---------- PROVIDED DATA ----------

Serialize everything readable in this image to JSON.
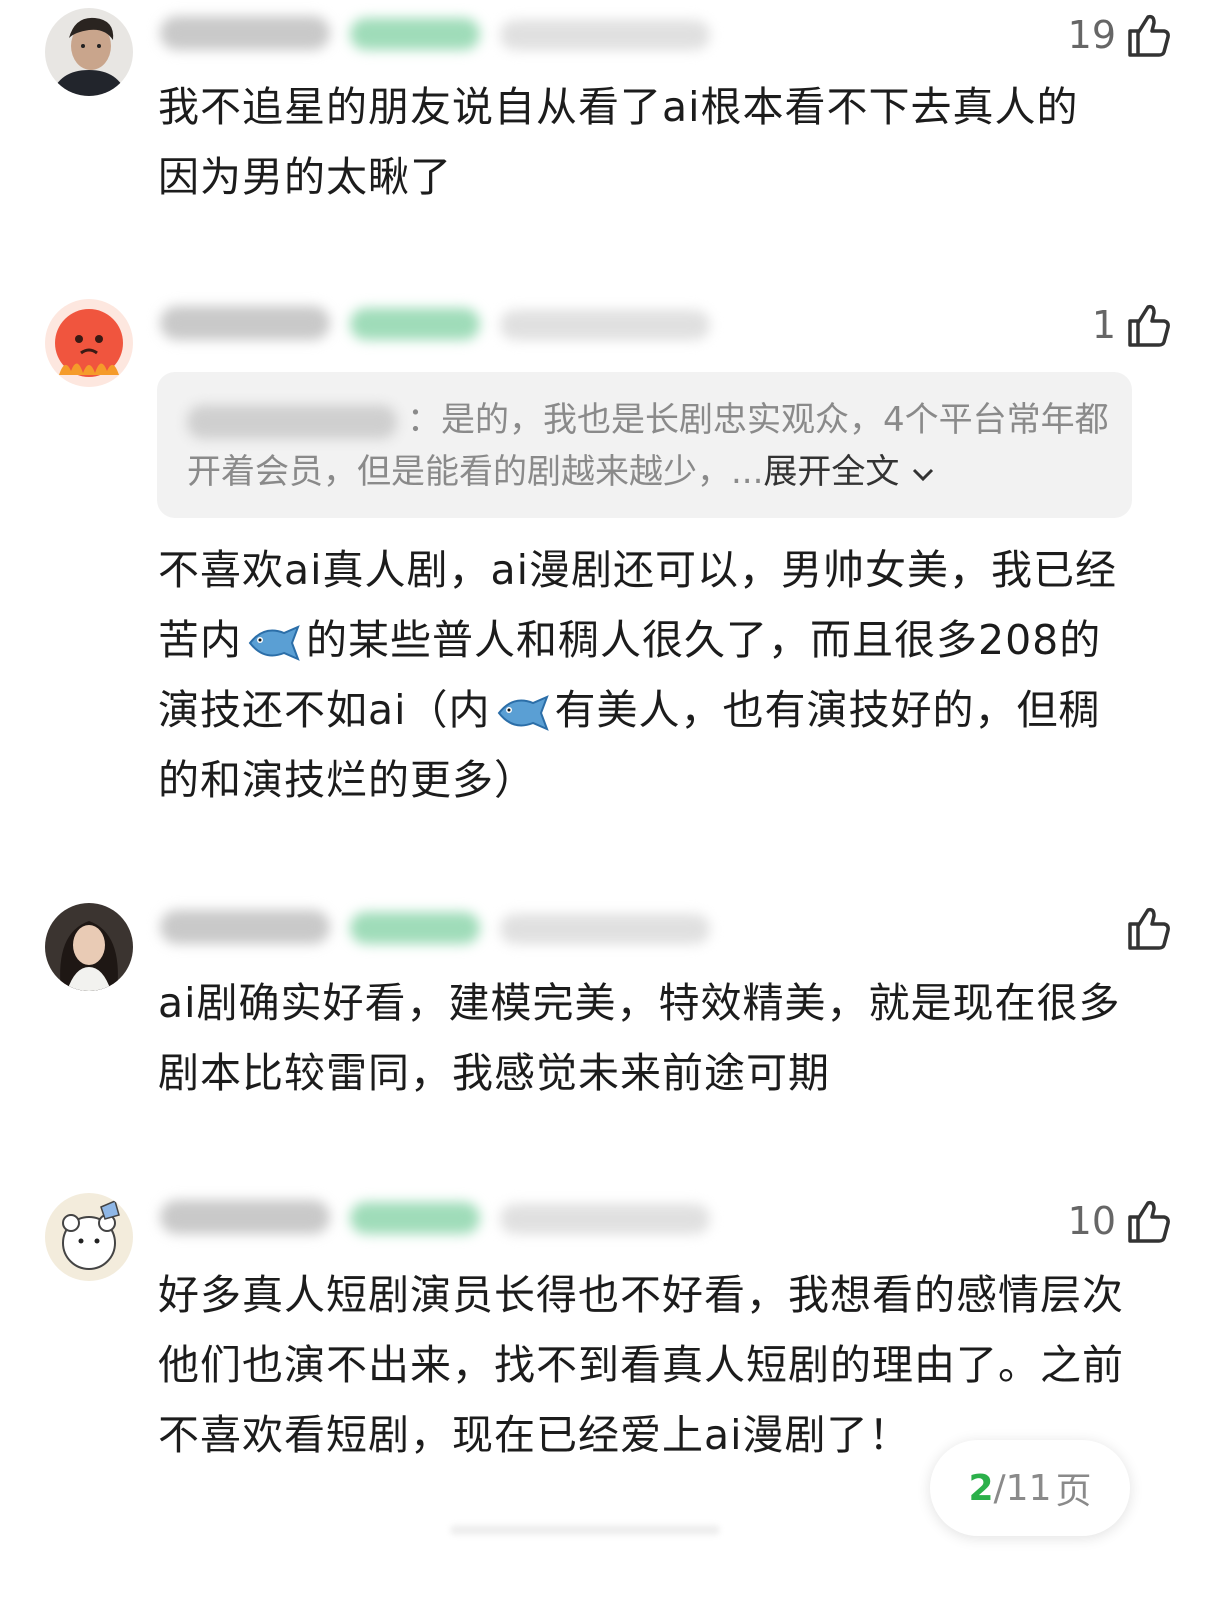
{
  "comments": [
    {
      "likes": "19",
      "text": "我不追星的朋友说自从看了ai根本看不下去真人的 因为男的太瞅了"
    },
    {
      "likes": "1",
      "reply_separator": "：",
      "reply_text": "是的，我也是长剧忠实观众，4个平台常年都开着会员，但是能看的剧越来越少，...",
      "reply_expand": "展开全文",
      "text_parts": [
        "不喜欢ai真人剧，ai漫剧还可以，男帅女美，我已经苦内",
        "的某些普人和稠人很久了，而且很多208的演技还不如ai（内",
        "有美人，也有演技好的，但稠的和演技烂的更多）"
      ]
    },
    {
      "likes": "",
      "text": "ai剧确实好看，建模完美，特效精美，就是现在很多剧本比较雷同，我感觉未来前途可期"
    },
    {
      "likes": "10",
      "text": "好多真人短剧演员长得也不好看，我想看的感情层次他们也演不出来，找不到看真人短剧的理由了。之前不喜欢看短剧，现在已经爱上ai漫剧了！"
    }
  ],
  "pager": {
    "current": "2",
    "total": "/11",
    "unit": "页"
  },
  "colors": {
    "accent": "#2bb04a",
    "muted": "#8a8a8a",
    "text": "#1c1c1c",
    "quote_bg": "#f2f2f2"
  }
}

----------

Pictures are not part of the copy; reproduce everything else in the records exactly.

- [EXERCISE RESPONSE]:
Serialize everything readable in this image to JSON.
{
  "comments": [
    {
      "likes": "19",
      "text": "我不追星的朋友说自从看了ai根本看不下去真人的 因为男的太瞅了"
    },
    {
      "likes": "1",
      "reply_separator": "：",
      "reply_text": "是的，我也是长剧忠实观众，4个平台常年都开着会员，但是能看的剧越来越少，...",
      "reply_expand": "展开全文",
      "text_parts": [
        "不喜欢ai真人剧，ai漫剧还可以，男帅女美，我已经苦内",
        "的某些普人和稠人很久了，而且很多208的演技还不如ai（内",
        "有美人，也有演技好的，但稠的和演技烂的更多）"
      ]
    },
    {
      "likes": "",
      "text": "ai剧确实好看，建模完美，特效精美，就是现在很多剧本比较雷同，我感觉未来前途可期"
    },
    {
      "likes": "10",
      "text": "好多真人短剧演员长得也不好看，我想看的感情层次他们也演不出来，找不到看真人短剧的理由了。之前不喜欢看短剧，现在已经爱上ai漫剧了！"
    }
  ],
  "pager": {
    "current": "2",
    "total": "/11",
    "unit": "页"
  },
  "colors": {
    "accent": "#2bb04a",
    "muted": "#8a8a8a",
    "text": "#1c1c1c",
    "quote_bg": "#f2f2f2"
  }
}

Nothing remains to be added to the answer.